INSTRUÇÕES DE TRABALHO:
• a. Transcreva palavra por palavra, do texto sobre a acusação de genocídio contra Israel, o trecho de "Israel rebateu as" até "ocorridos na região.".
• b. Traduza para o inglês esta frase do texto sobre a acusação de genocídio contra Israel: "Israel rebateu as acusações um dia depois da apresentação do caso pela África do Sul."
• c. Segundo o texto sobre a acusação de genocídio contra Israel, por que os juristas sul-africanos apresentaram imagens da destruição em Gaza e declarações públicas de autoridades israelenses? Responda em uma a três frases.

Contexto da acusação
A acusação de genocídio contra Israel foi apresentada pela África do Sul, e começou a ser apresentada ao tribunal internacional há duas semanas. Pretória acusa o Estado judeu de violações à Convenção das Nações Unidas sobre Genocídio durante a operação militar em Gaza. Israel já classificou o caso publicamente como difamação, e líderes políticos, como o primeiro-ministro Benjamin Netanyahu, colocaram em dúvida o cumprimento de uma eventual decisão desfavorável.
A equipe jurídica sul-africana apresentou a denúncia na sede do tribunal, em Haia, no dia 11 de janeiro. O cerne da acusação foi demonstrar que o governo israelense teria demonstrado "intenção genocida" ao lançar sua operação contra Gaza. Para isso, os juristas apresentaram imagens da destruição e do impacto civil provocado pelas forças de Israel em Gaza, além de declarações públicas de autoridades do país que, na narrativa sul-africana, comprovam que houve uma tentativa de desumanizar o povo palestino e de sinalizar sua eliminação.
A África do Sul solicitou que a Corte declarasse a suspensão das operações militares israelenses "em" e "contra" Gaza; a garantia de que os militares israelenses (ou quaisquer forças relacionadas) parassem as operações ofensivas; o fim do assassinato e deslocamento do povo palestino; a normalização do acesso a alimentos, água, infraestrutura e saúde; e que Israel tome "todas as medidas razoáveis ao seu alcance" para prevenir um genocídio.
Israel rebateu as acusações um dia depois da apresentação do caso pela África do Sul. A defesa tentou descaracterizar o argumento da acusação de que houve tentativa deliberada de destruição do povo palestino, apresentando a tese jurídica de que os impactos provocados por uma ação militar a civis não é o mesmo que o crime de genocídio, tipificado no ordenamento internacional pela Convenção das Nações Unidas sobre Genocídio, de 1948.
Além disso, a equipe israelense também exibiu imagens da violência cometida pelo Hamas durante os ataques de 7 de outubro a Israel e acusou a equipe sul-africana de apresentar uma visão "totalmente distorcida" e manipuladora sobre os fatos ocorridos na região.
A decisão desta sexta-feira é apenas a primeira dentro de um processo que deve se arrastar por anos. A CIJ ainda precisa julgar o conteúdo material da acusação, ou seja, a suposta responsabilidade do Estado de Israel em crime de genocídio, para além das medidas emergenciais pedidas pela África do Sul.
De acordo com Sylvia Steiner, ex-juíza do Tribunal Penal Internacional (TPI), também em Haia, provar a responsabilidade israelense e que houve intenção de dizimar um grupo específico, dentro das especificidades do crime de genocídio, pode ser especialmente difícil.

TRECHO DE DADOS:
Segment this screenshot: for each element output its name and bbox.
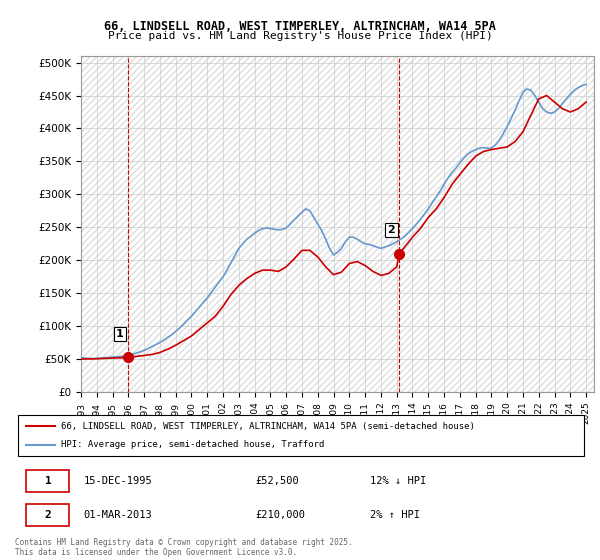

RESPOSTAS ESCRITAS:
• a.
Israel rebateu as acusações um dia depois da apresentação do caso pela África do Sul. A defesa tentou descaracterizar o argumento da acusação de que houve tentativa deliberada de destruição do povo palestino, apresentando a tese jurídica de que os impactos provocados por uma ação militar a civis não é o mesmo que o crime de genocídio, tipificado no ordenamento internacional pela Convenção das Nações Unidas sobre Genocídio, de 1948.
Além disso, a equipe israelense também exibiu imagens da violência cometida pelo Hamas durante os ataques de 7 de outubro a Israel e acusou a equipe sul-africana de apresentar uma visão "totalmente distorcida" e manipuladora sobre os fatos ocorridos na região.

• b. Israel rebutted the accusations one day after South Africa presented the case.

• c. Eles apresentaram esse material para demonstrar que o governo israelense teria agido com "intenção genocida" ao lançar sua operação contra Gaza, o que era o cerne da acusação. Na narrativa sul-africana, as declarações comprovam que houve uma tentativa de desumanizar o povo palestino e de sinalizar sua eliminação.